• _ARTICLE_:

--- BEGIN ---

CONSUMER CHOICE AND THE LAW OF DEMAND

The Scientific Revolution was based on the fact that we finally understood that there were irrefutable, universal scientific laws that govern the physical universe and we had to determine what those laws were - Law of Gravity, the Law of Thermodynamics, the Laws of the Physical Universe, etc.

There are also Laws that govern the econ universe. We look at those now.

Law of Demand - Inverse relation between price and quantity demanded. We want to get as much satisfaction(utility) from our limited income, so we choose to maximize our purchasing power. Ceteris paribus, the lower the price of something, the greater the probability that we will buy it, or we will buy more of it. The higher the price, the less likely that we will buy it, or we will buy less of it.

Example - when grapes are $3/lb, we either don't buy grapes, or we buy less. If grapes are $1/lb. we are more likely to buy grapes and we buy more.

Example - When airfares are on sale, we are more likely to travel and we may travel more often. Two trips vs. one trip.

Example - VCRs used to be $1000-1400, only 1/2m were sold. Price fell to $400 and 12m were sold!

The availability of substitutes dramatically influences our behavior as consumers. Part of the reason, we buy less at higher prices is the availability of substitutes. Remember: THERE ARE SUBSTITUTES FOR EVERYTHING!!

Examples: The price of butter goes up, we buy less butter and more margarine. The price of grapes goes up, we buy bananas. Airfares go up, we travel by car or train. Gas prices go up, we substitute carpools, bicycling, smaller cars, fewer trips, walking, motorcycles for gasoline. Marriage is a substitute for oil?

Availability of substitutes determines consumer responsiveness to price changes.
Few substitutes - consumers are not as responsive/sensitive to price changes.
Many substitutes - consumers are very responsive/sensitive to price changes.

Examples: Dental services. Assume that prices double. How would consumers respond: Fewer trips to the dentist. Substitutes? Limited: painkillers, live with missing teeth, faith healers, UM Dental school, etc. Poor substitutes for dental service. Consumers are not very responsive to price increases.

Florida vacation. Assume that prices double. How would consumers respond? Many good substitutes: vacation in Michigan/Canada, Chicago, Detroit, stay home and watch movies, etc. Consumers are very responsive to price changes.


PRODUCER CHOICE AND THE LAW OF SUPPLY

Producers/suppliers/firms transform raw materials into goods desired by households and sell final products to consumers. GM transforms raw materials like steel and plastic and glass and fabric into automobiles. All those materials could be used for other purposes/production, so that those materials have to be "bid away" from other potential uses. The cost of production and the final retail price must represent the opp cost of those materials if they had been used elsewhere.

--- END ---

• _RECORDS_:

--- BEGIN ---

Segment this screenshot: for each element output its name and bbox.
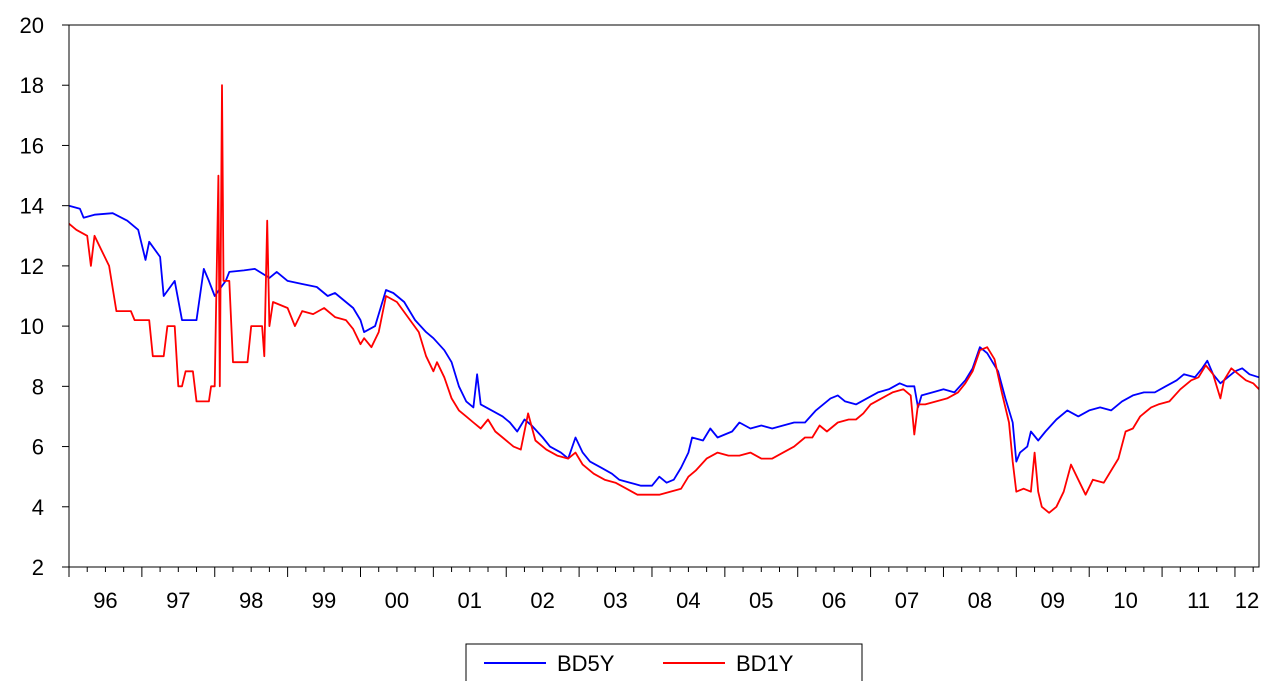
legend: BD5Y BD1Y (465, 643, 863, 681)
y-tick-label: 10 (20, 314, 44, 339)
x-tick-label: 02 (530, 588, 554, 613)
series-line-bd5y (68, 204, 1260, 487)
legend-label-bd1y: BD1Y (736, 651, 794, 676)
series-line-bd1y (68, 84, 1260, 514)
y-tick-label: 8 (32, 374, 44, 399)
x-tick-label: 99 (312, 588, 336, 613)
y-tick-label: 20 (20, 13, 44, 38)
x-tick-label: 00 (385, 588, 409, 613)
x-tick-label: 10 (1113, 588, 1137, 613)
x-tick-label: 06 (822, 588, 846, 613)
plot-frame (68, 24, 1260, 568)
x-tick-label: 03 (603, 588, 627, 613)
x-tick-label: 05 (749, 588, 773, 613)
y-tick-label: 2 (32, 555, 44, 580)
y-tick-label: 6 (32, 435, 44, 460)
y-tick-label: 4 (32, 495, 44, 520)
x-tick-label: 04 (676, 588, 700, 613)
x-tick-label: 96 (93, 588, 117, 613)
x-ticks: 96 97 98 99 00 01 02 03 04 05 06 07 08 09 10 11 12 (68, 567, 1259, 613)
y-tick-label: 14 (20, 194, 44, 219)
x-tick-label: 97 (166, 588, 190, 613)
x-tick-label: 07 (895, 588, 919, 613)
x-tick-label: 98 (239, 588, 263, 613)
x-tick-label: 01 (458, 588, 482, 613)
x-tick-label: 11 (1187, 588, 1210, 613)
x-tick-label: 12 (1235, 588, 1259, 613)
series-lines (68, 84, 1260, 514)
y-tick-label: 16 (20, 133, 44, 158)
x-tick-label: 09 (1041, 588, 1065, 613)
y-tick-label: 18 (20, 73, 44, 98)
y-ticks: 2 4 6 8 10 12 14 16 18 20 (20, 13, 69, 580)
x-tick-label: 08 (968, 588, 992, 613)
y-tick-label: 12 (20, 254, 44, 279)
legend-label-bd5y: BD5Y (557, 651, 615, 676)
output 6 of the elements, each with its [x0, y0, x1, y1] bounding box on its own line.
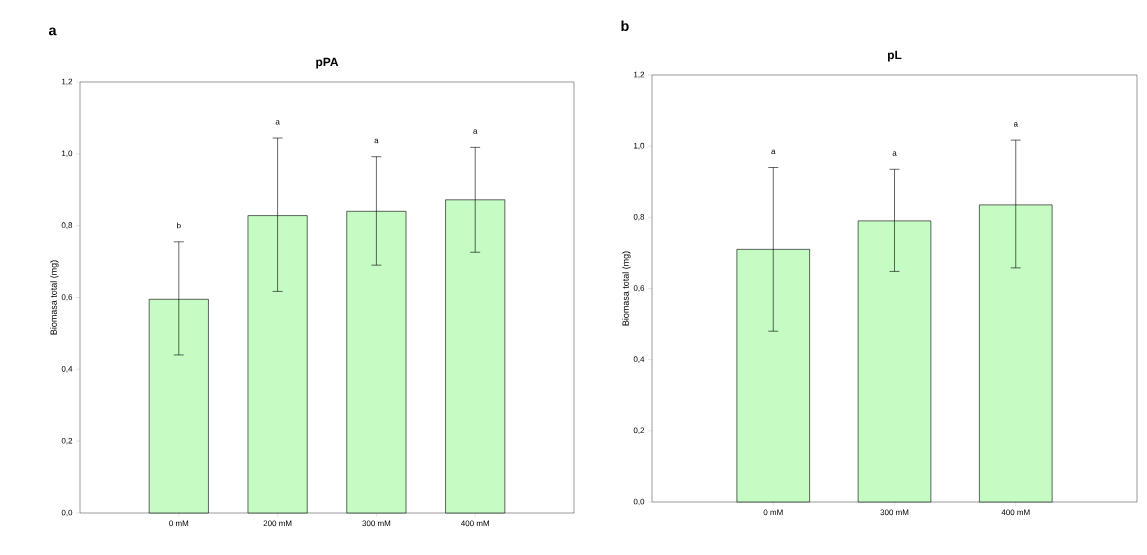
text: a	[48, 27, 57, 36]
text: b	[621, 20, 629, 32]
y-axis-title: Biomasa total (mg)	[50, 260, 59, 335]
chart-title: pPA	[316, 57, 339, 69]
chart-title: pL	[887, 50, 902, 62]
y-axis-title: Biomasa total (mg)	[622, 251, 631, 326]
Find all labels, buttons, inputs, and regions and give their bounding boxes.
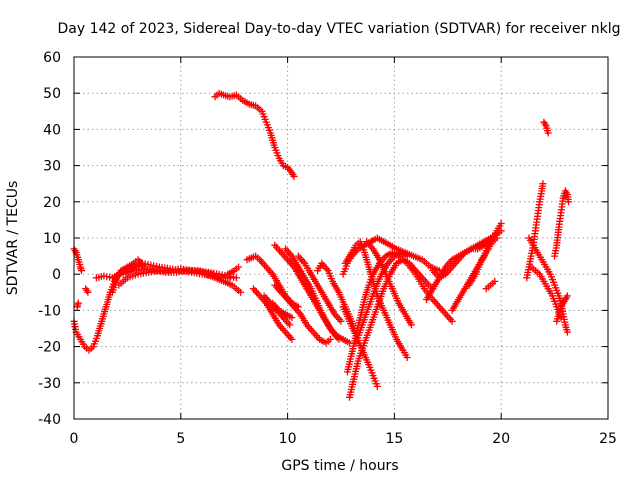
series-arc-27 <box>363 238 415 329</box>
y-tick-label: 30 <box>43 159 61 175</box>
data-point-markers <box>82 285 92 296</box>
y-tick-label: -40 <box>38 412 61 428</box>
y-tick-label: 20 <box>43 195 61 211</box>
data-point-markers <box>211 89 298 180</box>
y-tick-label: -10 <box>38 303 61 319</box>
series-arc-1 <box>70 245 85 275</box>
data-point-markers <box>282 245 353 347</box>
series-arc-10 <box>224 263 242 278</box>
y-tick-label: 40 <box>43 122 61 138</box>
x-tick-label: 25 <box>599 431 617 447</box>
series-arc-25 <box>339 303 381 390</box>
data-point-markers <box>551 187 572 260</box>
data-point-markers <box>294 252 345 325</box>
series-arc-16 <box>269 299 296 322</box>
x-tick-label: 10 <box>279 431 297 447</box>
series-arc-39 <box>540 118 552 137</box>
series-arc-11 <box>211 89 298 180</box>
x-tick-label: 5 <box>176 431 185 447</box>
data-point-markers <box>429 238 494 282</box>
series-arc-6 <box>108 256 148 296</box>
series-arc-26 <box>341 238 411 361</box>
series-arc-13 <box>249 285 296 343</box>
data-point-markers <box>339 303 381 390</box>
y-tick-label: 0 <box>52 267 61 283</box>
y-tick-label: -30 <box>38 376 61 392</box>
y-tick-label: 50 <box>43 86 61 102</box>
series-arc-4 <box>82 285 92 296</box>
series-arc-19 <box>294 252 345 325</box>
series-arc-37 <box>551 187 572 260</box>
data-point-markers <box>482 277 499 293</box>
axis-layer: 0 5 10 15 20 25 -40 -30 -20 -10 0 10 20 30 40 50 60 <box>38 50 617 447</box>
series-arc-18 <box>282 245 353 347</box>
y-tick-label: -20 <box>38 340 61 356</box>
data-point-markers <box>73 299 82 311</box>
series-arc-38 <box>553 292 571 325</box>
data-point-markers <box>224 263 242 278</box>
x-tick-label: 0 <box>70 431 79 447</box>
series-arc-15 <box>271 281 334 347</box>
data-point-markers <box>465 234 501 289</box>
data-point-markers <box>269 299 296 322</box>
y-tick-label: 10 <box>43 231 61 247</box>
series-arc-34 <box>523 180 547 282</box>
data-point-markers <box>194 267 245 296</box>
data-point-markers <box>553 292 571 325</box>
data-point-markers <box>540 118 552 137</box>
marks-layer <box>70 89 572 401</box>
y-tick-label: 60 <box>43 50 61 66</box>
series-arc-33 <box>482 277 499 293</box>
series-arc-3 <box>73 299 82 311</box>
data-point-markers <box>363 238 415 329</box>
data-point-markers <box>249 285 296 343</box>
series-arc-9 <box>194 267 245 296</box>
chart-title: Day 142 of 2023, Sidereal Day-to-day VTE… <box>58 21 621 37</box>
data-point-markers <box>108 256 148 296</box>
x-tick-label: 15 <box>385 431 403 447</box>
data-point-markers <box>271 281 334 347</box>
y-axis-title: SDTVAR / TECUs <box>5 181 21 296</box>
data-point-markers <box>341 238 411 361</box>
data-point-markers <box>70 245 85 275</box>
x-axis-title: GPS time / hours <box>281 458 398 474</box>
series-arc-30 <box>429 238 494 282</box>
data-point-markers <box>523 180 547 282</box>
series-arc-32 <box>465 234 501 289</box>
x-tick-label: 20 <box>492 431 510 447</box>
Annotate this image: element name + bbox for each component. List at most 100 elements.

--- END ---

• _AIM 1_: In the notes on consumer choice, how many VCRs were sold once the price fell to $400?
• _AIM 2_: Translate this sentence from the notes on consumer choice into Spanish: "Availability of substitutes determines consumer responsiveness to price changes."
• _AIM 3_: Return the part of the notes on consumer choice starting at "Example - when grapes" and ending at "vs. one trip.", word for word.

• _EXERCISE RESPONSE 1_: 12 million VCRs were sold.

• _EXERCISE RESPONSE 2_: La disponibilidad de sustitutos determina la sensibilidad de los consumidores a los cambios de precio.

• _EXERCISE RESPONSE 3_:
Example - when grapes are $3/lb, we either don't buy grapes, or we buy less. If grapes are $1/lb. we are more likely to buy grapes and we buy more.

Example - When airfares are on sale, we are more likely to travel and we may travel more often. Two trips vs. one trip.